Extract the complete listing and repeat it word for word.

**** LISTED RECORDS ****

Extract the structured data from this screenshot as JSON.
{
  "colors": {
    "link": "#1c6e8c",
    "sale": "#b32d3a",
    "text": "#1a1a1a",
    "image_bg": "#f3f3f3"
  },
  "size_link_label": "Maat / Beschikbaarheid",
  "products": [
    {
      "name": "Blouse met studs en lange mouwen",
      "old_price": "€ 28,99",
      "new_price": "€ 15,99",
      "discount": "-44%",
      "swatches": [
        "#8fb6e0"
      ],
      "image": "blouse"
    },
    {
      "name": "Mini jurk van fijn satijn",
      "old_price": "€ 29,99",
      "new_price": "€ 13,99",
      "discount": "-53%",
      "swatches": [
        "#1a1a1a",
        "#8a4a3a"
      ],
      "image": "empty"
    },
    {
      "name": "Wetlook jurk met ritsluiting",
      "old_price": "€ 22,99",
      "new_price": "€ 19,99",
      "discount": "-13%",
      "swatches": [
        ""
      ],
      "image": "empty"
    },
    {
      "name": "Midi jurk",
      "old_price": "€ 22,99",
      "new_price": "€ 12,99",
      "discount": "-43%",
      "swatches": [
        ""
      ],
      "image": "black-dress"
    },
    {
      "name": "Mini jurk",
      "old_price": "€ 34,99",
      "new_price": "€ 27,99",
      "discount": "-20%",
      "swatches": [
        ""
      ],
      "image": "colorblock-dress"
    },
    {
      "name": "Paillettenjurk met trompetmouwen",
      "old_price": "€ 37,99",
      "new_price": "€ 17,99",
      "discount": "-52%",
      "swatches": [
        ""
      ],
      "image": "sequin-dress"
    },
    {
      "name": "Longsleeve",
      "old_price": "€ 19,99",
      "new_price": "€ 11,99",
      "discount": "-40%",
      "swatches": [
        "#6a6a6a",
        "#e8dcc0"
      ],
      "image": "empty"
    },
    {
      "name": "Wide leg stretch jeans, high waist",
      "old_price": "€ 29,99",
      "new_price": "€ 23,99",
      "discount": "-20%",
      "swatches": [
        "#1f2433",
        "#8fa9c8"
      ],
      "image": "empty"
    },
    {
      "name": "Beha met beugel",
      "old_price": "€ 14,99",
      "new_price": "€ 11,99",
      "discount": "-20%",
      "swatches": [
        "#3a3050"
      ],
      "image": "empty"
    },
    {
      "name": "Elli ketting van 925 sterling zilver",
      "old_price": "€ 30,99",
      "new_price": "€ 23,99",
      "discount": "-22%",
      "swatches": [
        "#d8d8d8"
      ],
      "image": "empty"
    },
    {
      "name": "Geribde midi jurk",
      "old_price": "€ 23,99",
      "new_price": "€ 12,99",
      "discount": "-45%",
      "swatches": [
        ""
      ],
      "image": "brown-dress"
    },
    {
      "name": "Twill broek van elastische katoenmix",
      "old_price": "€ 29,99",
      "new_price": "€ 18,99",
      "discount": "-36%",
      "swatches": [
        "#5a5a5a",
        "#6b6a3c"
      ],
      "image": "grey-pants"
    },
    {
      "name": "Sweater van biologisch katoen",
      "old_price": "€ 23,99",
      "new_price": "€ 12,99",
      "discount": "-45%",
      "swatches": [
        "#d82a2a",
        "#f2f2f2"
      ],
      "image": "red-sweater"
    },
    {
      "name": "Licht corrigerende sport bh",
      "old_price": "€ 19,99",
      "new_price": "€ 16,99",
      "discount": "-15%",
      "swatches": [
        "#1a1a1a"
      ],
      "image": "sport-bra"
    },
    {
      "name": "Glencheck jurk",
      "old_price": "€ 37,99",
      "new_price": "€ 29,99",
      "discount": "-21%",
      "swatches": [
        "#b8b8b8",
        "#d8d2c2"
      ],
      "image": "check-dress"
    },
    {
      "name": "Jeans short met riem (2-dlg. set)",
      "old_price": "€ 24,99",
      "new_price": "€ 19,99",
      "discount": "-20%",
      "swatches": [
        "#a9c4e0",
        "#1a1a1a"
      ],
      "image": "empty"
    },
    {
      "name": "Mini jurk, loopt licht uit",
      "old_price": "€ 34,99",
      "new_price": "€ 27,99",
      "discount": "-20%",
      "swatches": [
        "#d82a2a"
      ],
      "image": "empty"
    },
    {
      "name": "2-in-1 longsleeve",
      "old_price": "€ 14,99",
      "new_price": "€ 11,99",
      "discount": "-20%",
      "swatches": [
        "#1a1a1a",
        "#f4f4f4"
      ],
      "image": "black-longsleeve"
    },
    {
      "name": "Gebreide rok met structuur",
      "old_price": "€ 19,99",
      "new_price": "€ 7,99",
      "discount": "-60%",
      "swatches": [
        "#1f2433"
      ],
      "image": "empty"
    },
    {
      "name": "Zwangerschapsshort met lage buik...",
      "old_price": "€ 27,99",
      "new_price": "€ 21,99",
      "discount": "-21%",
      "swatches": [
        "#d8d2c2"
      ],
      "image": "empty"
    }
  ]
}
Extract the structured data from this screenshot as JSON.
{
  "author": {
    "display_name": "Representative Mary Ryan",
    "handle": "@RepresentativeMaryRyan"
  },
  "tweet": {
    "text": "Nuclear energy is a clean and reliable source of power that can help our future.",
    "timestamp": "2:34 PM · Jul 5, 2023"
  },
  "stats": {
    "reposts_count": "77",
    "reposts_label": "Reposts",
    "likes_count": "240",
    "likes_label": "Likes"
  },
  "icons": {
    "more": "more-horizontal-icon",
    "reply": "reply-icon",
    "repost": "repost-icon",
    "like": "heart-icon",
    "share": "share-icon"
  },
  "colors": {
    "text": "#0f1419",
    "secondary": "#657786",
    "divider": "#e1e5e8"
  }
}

****

RIGHT ANSWER:
Extract the structured data from this screenshot as JSON.
{
  "colors": {
    "link": "#1c6e8c",
    "sale": "#b32d3a",
    "text": "#1a1a1a",
    "image_bg": "#f3f3f3"
  },
  "size_link_label": "Maat / Beschikbaarheid",
  "products": [
    {
      "name": "Blouse met studs en lange mouwen",
      "old_price": "€ 28,99",
      "new_price": "€ 15,99",
      "discount": "-44%",
      "swatches": [
        "#8fb6e0"
      ],
      "image": "blouse"
    },
    {
      "name": "Mini jurk van fijn satijn",
      "old_price": "€ 29,99",
      "new_price": "€ 13,99",
      "discount": "-53%",
      "swatches": [
        "#1a1a1a",
        "#8a4a3a"
      ],
      "image": "empty"
    },
    {
      "name": "Wetlook jurk met ritsluiting",
      "old_price": "€ 22,99",
      "new_price": "€ 19,99",
      "discount": "-13%",
      "swatches": [
        ""
      ],
      "image": "empty"
    },
    {
      "name": "Midi jurk",
      "old_price": "€ 22,99",
      "new_price": "€ 12,99",
      "discount": "-43%",
      "swatches": [
        ""
      ],
      "image": "black-dress"
    },
    {
      "name": "Mini jurk",
      "old_price": "€ 34,99",
      "new_price": "€ 27,99",
      "discount": "-20%",
      "swatches": [
        ""
      ],
      "image": "colorblock-dress"
    },
    {
      "name": "Paillettenjurk met trompetmouwen",
      "old_price": "€ 37,99",
      "new_price": "€ 17,99",
      "discount": "-52%",
      "swatches": [
        ""
      ],
      "image": "sequin-dress"
    },
    {
      "name": "Longsleeve",
      "old_price": "€ 19,99",
      "new_price": "€ 11,99",
      "discount": "-40%",
      "swatches": [
        "#6a6a6a",
        "#e8dcc0"
      ],
      "image": "empty"
    },
    {
      "name": "Wide leg stretch jeans, high waist",
      "old_price": "€ 29,99",
      "new_price": "€ 23,99",
      "discount": "-20%",
      "swatches": [
        "#1f2433",
        "#8fa9c8"
      ],
      "image": "empty"
    },
    {
      "name": "Beha met beugel",
      "old_price": "€ 14,99",
      "new_price": "€ 11,99",
      "discount": "-20%",
      "swatches": [
        "#3a3050"
      ],
      "image": "empty"
    },
    {
      "name": "Elli ketting van 925 sterling zilver",
      "old_price": "€ 30,99",
      "new_price": "€ 23,99",
      "discount": "-22%",
      "swatches": [
        "#d8d8d8"
      ],
      "image": "empty"
    },
    {
      "name": "Geribde midi jurk",
      "old_price": "€ 23,99",
      "new_price": "€ 12,99",
      "discount": "-45%",
      "swatches": [
        ""
      ],
      "image": "brown-dress"
    },
    {
      "name": "Twill broek van elastische katoenmix",
      "old_price": "€ 29,99",
      "new_price": "€ 18,99",
      "discount": "-36%",
      "swatches": [
        "#5a5a5a",
        "#6b6a3c"
      ],
      "image": "grey-pants"
    },
    {
      "name": "Sweater van biologisch katoen",
      "old_price": "€ 23,99",
      "new_price": "€ 12,99",
      "discount": "-45%",
      "swatches": [
        "#d82a2a",
        "#f2f2f2"
      ],
      "image": "red-sweater"
    },
    {
      "name": "Licht corrigerende sport bh",
      "old_price": "€ 19,99",
      "new_price": "€ 16,99",
      "discount": "-15%",
      "swatches": [
        "#1a1a1a"
      ],
      "image": "sport-bra"
    },
    {
      "name": "Glencheck jurk",
      "old_price": "€ 37,99",
      "new_price": "€ 29,99",
      "discount": "-21%",
      "swatches": [
        "#b8b8b8",
        "#d8d2c2"
      ],
      "image": "check-dress"
    },
    {
      "name": "Jeans short met riem (2-dlg. set)",
      "old_price": "€ 24,99",
      "new_price": "€ 19,99",
      "discount": "-20%",
      "swatches": [
        "#a9c4e0",
        "#1a1a1a"
      ],
      "image": "empty"
    },
    {
      "name": "Mini jurk, loopt licht uit",
      "old_price": "€ 34,99",
      "new_price": "€ 27,99",
      "discount": "-20%",
      "swatches": [
        "#d82a2a"
      ],
      "image": "empty"
    },
    {
      "name": "2-in-1 longsleeve",
      "old_price": "€ 14,99",
      "new_price": "€ 11,99",
      "discount": "-20%",
      "swatches": [
        "#1a1a1a",
        "#f4f4f4"
      ],
      "image": "black-longsleeve"
    },
    {
      "name": "Gebreide rok met structuur",
      "old_price": "€ 19,99",
      "new_price": "€ 7,99",
      "discount": "-60%",
      "swatches": [
        "#1f2433"
      ],
      "image": "empty"
    },
    {
      "name": "Zwangerschapsshort met lage buik...",
      "old_price": "€ 27,99",
      "new_price": "€ 21,99",
      "discount": "-21%",
      "swatches": [
        "#d8d2c2"
      ],
      "image": "empty"
    }
  ]
}
Extract the structured data from this screenshot as JSON.
{
  "author": {
    "display_name": "Representative Mary Ryan",
    "handle": "@RepresentativeMaryRyan"
  },
  "tweet": {
    "text": "Nuclear energy is a clean and reliable source of power that can help our future.",
    "timestamp": "2:34 PM · Jul 5, 2023"
  },
  "stats": {
    "reposts_count": "77",
    "reposts_label": "Reposts",
    "likes_count": "240",
    "likes_label": "Likes"
  },
  "icons": {
    "more": "more-horizontal-icon",
    "reply": "reply-icon",
    "repost": "repost-icon",
    "like": "heart-icon",
    "share": "share-icon"
  },
  "colors": {
    "text": "#0f1419",
    "secondary": "#657786",
    "divider": "#e1e5e8"
  }
}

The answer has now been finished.